Task set:
• a. Summarize the passage on female reproductive health in two sentences.
• b. Retype the part of the passage on female reproductive health from "The lack of" up to and including "for the Person?".
• c. Write what comes next in the passage on female reproductive health, starting after its final sentence.

Passage for review:
The second form of technology lies in different forms of reproductive technology, most especially in vitro fertilization (IVF), which enabled the reverse over-stimulation of hormonal activity—also without any understanding of the relationship to a woman’s system. According to the CDC, IVF is successful 20- to 30-some percent of the time, and over-stimulation of the ovaries often results in severe symptoms. Beyond any immediate ethical judgments, in the cases of infertility that give rise to the pursuit of IVF, little to no effort is made for a systematic diagnosis of the underlying endocrine activity and the reasons for its disjunction from the objective structure that would give rise to healthy, fertile ovulation and maintain a healthy pregnancy.
The lack of a clear systemic framework prevents large-scale, institutional judgments of any given physiological experience as abnormal. Unfortunately, that also means that these problems are not identified as treatable, because a clearly understood framework is necessary for diagnostic methods and treatment mechanisms that can re-integrate the body.
What Does This Mean for the Person?
Without a clear framework of what constitutes female reproductive health, larger human and personal causes and repercussions of endocrine abnormalities go entirely unconsidered.
For example, a woman with very low progesterone levels—a hormone necessary to maintain pregnancy—may experience them due to abnormally high cortisol. High cortisol levels do not manifest in a vacuum. Before treating either the low progesterone or the high cortisol, a medical provider should make the effort to understand whether the abnormalities are purely physiological, or whether they relate to other experiences of the patient in question (i.e., an array of triggers that can cause acute or chronic stress), with causes that are not necessarily quantitative in nature. Valid treatment should not simply seek to alleviate an existing symptom pattern—in this case, the low progesterone. Instead, it should integrate everything about the endocrine structure that would cause this external hormonal effect, beginning with the high cortisol and anything else that might have caused the systemic disruption.

Extracted information:
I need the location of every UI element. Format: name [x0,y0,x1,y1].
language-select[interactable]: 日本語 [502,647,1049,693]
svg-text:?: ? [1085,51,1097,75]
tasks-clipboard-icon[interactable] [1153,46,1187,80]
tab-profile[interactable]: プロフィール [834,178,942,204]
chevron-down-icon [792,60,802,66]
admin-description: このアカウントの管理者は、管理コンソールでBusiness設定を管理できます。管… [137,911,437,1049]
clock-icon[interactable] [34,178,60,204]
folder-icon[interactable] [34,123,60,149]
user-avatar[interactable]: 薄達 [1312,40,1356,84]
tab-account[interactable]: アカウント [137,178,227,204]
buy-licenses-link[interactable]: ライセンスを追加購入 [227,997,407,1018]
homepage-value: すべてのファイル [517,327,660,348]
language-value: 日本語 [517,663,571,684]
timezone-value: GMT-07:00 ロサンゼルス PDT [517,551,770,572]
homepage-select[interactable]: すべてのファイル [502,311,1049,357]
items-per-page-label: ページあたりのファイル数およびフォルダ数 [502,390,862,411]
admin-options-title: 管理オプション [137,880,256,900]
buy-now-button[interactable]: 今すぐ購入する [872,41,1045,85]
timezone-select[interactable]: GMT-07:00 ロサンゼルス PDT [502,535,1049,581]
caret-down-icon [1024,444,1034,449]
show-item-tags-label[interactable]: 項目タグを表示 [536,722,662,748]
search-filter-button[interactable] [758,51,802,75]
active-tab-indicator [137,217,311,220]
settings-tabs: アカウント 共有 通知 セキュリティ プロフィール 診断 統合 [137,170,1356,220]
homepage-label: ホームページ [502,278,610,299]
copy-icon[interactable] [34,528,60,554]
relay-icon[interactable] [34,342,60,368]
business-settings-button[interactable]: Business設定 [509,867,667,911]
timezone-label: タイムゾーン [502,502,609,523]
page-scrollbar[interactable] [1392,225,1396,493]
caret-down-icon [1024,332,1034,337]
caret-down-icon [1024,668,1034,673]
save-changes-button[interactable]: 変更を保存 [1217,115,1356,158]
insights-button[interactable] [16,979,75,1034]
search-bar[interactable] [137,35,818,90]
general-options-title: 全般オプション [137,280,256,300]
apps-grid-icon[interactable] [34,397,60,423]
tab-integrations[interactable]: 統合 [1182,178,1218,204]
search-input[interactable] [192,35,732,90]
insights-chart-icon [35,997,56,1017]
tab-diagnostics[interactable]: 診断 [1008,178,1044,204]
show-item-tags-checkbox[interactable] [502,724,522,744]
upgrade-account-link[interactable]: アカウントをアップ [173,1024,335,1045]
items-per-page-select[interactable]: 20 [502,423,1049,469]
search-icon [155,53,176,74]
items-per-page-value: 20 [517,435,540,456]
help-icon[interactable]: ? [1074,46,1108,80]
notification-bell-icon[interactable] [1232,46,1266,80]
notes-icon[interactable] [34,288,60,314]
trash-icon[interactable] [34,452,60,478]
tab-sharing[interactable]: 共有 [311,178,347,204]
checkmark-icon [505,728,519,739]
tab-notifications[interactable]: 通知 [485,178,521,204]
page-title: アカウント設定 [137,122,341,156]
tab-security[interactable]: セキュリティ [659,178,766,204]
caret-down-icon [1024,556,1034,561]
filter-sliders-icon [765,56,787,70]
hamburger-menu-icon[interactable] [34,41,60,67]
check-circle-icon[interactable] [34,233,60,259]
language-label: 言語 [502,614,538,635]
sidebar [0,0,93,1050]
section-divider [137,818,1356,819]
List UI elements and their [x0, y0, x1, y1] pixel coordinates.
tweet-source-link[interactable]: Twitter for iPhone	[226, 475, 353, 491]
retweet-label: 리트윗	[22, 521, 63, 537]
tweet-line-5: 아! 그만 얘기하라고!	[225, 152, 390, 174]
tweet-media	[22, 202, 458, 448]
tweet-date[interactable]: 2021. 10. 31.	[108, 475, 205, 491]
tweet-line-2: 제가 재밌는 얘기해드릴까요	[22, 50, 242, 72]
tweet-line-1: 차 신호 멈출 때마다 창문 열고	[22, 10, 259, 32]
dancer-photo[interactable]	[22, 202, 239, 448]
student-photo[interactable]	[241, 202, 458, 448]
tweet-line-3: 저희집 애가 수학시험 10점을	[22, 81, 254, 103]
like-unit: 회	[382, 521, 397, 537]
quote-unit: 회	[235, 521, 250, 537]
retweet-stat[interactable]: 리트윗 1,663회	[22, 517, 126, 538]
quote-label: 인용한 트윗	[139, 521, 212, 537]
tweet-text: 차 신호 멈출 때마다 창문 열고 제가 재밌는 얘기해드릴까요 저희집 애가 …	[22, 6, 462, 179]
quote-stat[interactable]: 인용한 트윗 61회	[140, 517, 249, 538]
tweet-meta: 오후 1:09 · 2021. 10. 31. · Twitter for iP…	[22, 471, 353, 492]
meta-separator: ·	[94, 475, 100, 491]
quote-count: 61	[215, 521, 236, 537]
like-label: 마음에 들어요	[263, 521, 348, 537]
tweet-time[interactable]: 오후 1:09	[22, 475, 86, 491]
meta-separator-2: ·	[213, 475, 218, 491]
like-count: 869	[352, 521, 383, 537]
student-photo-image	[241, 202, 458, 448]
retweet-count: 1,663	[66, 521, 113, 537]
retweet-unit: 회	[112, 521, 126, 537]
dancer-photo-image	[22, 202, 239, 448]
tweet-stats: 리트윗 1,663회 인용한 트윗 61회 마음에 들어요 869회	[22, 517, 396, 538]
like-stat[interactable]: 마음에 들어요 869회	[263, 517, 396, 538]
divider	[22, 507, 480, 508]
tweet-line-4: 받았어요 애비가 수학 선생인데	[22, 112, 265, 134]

Answers to the exercise:
• a. IVF over-stimulates hormonal activity without any understanding of its relationship to a woman's system, and in infertility cases little to no effort goes into diagnosing the underlying endocrine activity. Because there is no clear framework for female reproductive health, such problems are not identified as treatable, so a provider should look past a symptom like low progesterone to causes such as high cortisol and the patient's experiences that may lie behind it.

• b.
The lack of a clear systemic framework prevents large-scale, institutional judgments of any given physiological experience as abnormal. Unfortunately, that also means that these problems are not identified as treatable, because a clearly understood framework is necessary for diagnostic methods and treatment mechanisms that can re-integrate the body.
What Does This Mean for the Person?

• c.
The ideology at work within the field of reproductive endocrinology—and, even more so, within the fields to which the research is applied, including family medicine and OB/GYN practices—is such that a lived preference for the personalization of care is surrendered for the sake of expediency, technology, and external “results,” like the creation of a child. Instead, we should focus on providing an understanding of the many hormonal layers within the endocrine system, re-integrating them with time and diagnosis targeted with great precision.
To change the tide, researchers and medical practitioners must commit themselves to integrity in research and its applications in diagnosis and treatment. In particular, there is an urgent need for the widespread development and implementation of practical tools. These tools—and the ways they necessarily alter the care for individual women, woman-by-woman—propose and give preference for the unity and integrity of the body. We need a practical, grassroots move to create new data points—women who have been healed in accord with the endocrinological framework known and acknowledged—that, over time, will verify the legitimacy and necessity of the principles of a sound framework for understanding women’s endocrinological health.